(Box coordinate listings)
* * * * *
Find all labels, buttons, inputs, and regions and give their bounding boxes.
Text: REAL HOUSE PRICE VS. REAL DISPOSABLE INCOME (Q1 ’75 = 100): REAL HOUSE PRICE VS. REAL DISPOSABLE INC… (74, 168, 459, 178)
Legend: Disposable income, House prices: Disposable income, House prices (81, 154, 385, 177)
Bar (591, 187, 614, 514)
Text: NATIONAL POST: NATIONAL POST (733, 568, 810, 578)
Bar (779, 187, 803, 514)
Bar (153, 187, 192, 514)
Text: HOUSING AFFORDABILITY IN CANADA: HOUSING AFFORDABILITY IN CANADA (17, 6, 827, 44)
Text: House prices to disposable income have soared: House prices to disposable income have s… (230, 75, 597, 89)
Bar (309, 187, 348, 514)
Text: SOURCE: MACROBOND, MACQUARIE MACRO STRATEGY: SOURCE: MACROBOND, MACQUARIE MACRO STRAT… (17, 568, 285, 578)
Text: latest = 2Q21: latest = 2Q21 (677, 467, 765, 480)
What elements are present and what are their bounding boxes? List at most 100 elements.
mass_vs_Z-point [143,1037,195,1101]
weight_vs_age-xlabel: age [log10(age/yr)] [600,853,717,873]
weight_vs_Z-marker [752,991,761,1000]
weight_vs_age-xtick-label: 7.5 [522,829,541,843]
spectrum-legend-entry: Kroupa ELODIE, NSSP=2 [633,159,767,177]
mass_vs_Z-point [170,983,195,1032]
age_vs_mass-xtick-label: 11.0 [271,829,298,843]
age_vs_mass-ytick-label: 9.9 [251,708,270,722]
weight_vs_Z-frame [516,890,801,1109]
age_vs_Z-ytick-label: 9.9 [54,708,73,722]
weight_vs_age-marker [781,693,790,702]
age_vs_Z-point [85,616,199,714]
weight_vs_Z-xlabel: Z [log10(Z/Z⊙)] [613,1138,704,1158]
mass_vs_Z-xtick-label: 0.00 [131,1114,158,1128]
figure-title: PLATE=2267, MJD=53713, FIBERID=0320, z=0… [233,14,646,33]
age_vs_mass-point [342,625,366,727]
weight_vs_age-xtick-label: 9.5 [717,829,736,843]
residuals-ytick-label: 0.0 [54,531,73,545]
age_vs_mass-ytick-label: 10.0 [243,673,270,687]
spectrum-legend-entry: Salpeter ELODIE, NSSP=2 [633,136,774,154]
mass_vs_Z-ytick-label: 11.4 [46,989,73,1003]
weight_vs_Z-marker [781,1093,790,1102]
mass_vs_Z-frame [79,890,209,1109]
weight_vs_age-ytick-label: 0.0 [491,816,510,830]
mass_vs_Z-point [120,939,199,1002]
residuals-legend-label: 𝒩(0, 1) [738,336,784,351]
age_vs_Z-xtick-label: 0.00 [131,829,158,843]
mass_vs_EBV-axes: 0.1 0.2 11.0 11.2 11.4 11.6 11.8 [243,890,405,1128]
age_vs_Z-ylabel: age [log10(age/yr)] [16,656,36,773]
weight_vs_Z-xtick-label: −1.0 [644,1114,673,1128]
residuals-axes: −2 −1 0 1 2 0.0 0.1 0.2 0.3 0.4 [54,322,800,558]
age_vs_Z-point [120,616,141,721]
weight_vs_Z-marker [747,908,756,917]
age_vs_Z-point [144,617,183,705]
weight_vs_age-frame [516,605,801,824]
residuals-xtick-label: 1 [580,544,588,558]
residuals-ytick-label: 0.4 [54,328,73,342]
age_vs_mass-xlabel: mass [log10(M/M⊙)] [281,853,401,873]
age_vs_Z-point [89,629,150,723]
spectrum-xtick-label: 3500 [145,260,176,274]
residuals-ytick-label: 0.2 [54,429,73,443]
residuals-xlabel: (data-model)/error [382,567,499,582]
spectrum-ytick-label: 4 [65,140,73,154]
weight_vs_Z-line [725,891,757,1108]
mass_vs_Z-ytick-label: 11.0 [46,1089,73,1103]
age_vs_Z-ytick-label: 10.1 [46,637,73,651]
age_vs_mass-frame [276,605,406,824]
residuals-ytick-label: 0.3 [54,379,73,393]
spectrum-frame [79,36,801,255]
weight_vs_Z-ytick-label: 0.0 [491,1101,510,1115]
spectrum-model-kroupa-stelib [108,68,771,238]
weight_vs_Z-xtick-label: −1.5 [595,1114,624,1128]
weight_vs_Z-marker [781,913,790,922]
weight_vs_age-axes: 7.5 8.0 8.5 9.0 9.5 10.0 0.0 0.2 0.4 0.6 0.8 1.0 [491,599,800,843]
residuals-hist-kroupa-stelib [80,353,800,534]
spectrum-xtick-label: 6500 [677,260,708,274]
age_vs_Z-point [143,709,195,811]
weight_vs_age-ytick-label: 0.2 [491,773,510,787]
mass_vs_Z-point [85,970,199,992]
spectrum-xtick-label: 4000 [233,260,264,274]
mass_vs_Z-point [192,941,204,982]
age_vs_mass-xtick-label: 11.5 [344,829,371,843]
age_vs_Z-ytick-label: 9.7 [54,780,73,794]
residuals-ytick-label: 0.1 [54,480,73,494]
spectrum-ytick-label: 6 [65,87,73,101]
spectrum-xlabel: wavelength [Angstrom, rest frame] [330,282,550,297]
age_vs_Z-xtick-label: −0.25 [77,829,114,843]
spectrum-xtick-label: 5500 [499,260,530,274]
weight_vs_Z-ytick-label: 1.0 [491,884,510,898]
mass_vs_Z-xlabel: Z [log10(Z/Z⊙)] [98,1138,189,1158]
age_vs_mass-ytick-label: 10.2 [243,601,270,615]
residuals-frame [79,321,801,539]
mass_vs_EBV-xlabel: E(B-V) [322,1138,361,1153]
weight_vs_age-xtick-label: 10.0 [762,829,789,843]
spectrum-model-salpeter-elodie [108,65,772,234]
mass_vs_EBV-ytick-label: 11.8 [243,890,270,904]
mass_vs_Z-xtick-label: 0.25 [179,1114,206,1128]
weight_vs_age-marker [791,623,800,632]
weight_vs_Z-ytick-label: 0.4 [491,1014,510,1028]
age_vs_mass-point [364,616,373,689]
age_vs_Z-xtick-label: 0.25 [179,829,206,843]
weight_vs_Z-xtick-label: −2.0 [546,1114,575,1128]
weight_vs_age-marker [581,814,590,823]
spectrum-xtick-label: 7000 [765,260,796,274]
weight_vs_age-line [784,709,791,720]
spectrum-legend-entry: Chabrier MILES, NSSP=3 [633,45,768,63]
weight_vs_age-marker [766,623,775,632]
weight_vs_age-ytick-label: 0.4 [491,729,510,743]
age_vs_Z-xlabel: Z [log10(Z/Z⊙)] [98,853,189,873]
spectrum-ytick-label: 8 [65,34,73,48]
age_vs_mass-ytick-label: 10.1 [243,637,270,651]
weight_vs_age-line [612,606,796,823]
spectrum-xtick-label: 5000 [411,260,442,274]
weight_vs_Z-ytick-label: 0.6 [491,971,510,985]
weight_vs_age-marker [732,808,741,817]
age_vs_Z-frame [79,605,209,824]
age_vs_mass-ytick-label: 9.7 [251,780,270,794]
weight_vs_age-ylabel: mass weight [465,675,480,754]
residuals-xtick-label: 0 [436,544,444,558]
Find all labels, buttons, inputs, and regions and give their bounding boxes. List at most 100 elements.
* * * * *
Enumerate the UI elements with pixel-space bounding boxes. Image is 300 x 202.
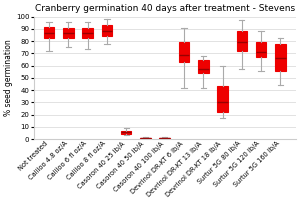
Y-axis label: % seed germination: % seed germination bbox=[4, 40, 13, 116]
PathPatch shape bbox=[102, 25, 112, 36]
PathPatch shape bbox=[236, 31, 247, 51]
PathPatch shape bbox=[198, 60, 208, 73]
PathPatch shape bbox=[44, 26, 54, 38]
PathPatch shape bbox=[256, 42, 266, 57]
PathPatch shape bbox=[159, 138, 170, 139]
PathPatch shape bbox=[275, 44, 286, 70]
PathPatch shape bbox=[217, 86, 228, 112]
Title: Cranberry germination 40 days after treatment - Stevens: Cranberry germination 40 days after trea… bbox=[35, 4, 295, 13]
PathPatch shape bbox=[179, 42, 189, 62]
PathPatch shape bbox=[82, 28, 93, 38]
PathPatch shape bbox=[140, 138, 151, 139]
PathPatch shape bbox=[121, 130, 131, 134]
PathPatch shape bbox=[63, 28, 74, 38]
* * * * *
#### Objective
Render the stretch from the line containing "Y-axis label: %" through the line containing "PathPatch shape bbox=[256, 42, 266, 57]" as a Markdown table with two columns, Row (a running number) and Text (the line itself), omitting any blank lines.

#### Response
| Row | Text |
|---|---|
| 1 | Y-axis label: % seed germination: % seed germination bbox=[4, 40, 13, 116] |
| 2 | PathPatch shape bbox=[102, 25, 112, 36] |
| 3 | PathPatch shape bbox=[236, 31, 247, 51] |
| 4 | PathPatch shape bbox=[198, 60, 208, 73] |
| 5 | PathPatch shape bbox=[44, 26, 54, 38] |
| 6 | PathPatch shape bbox=[256, 42, 266, 57] |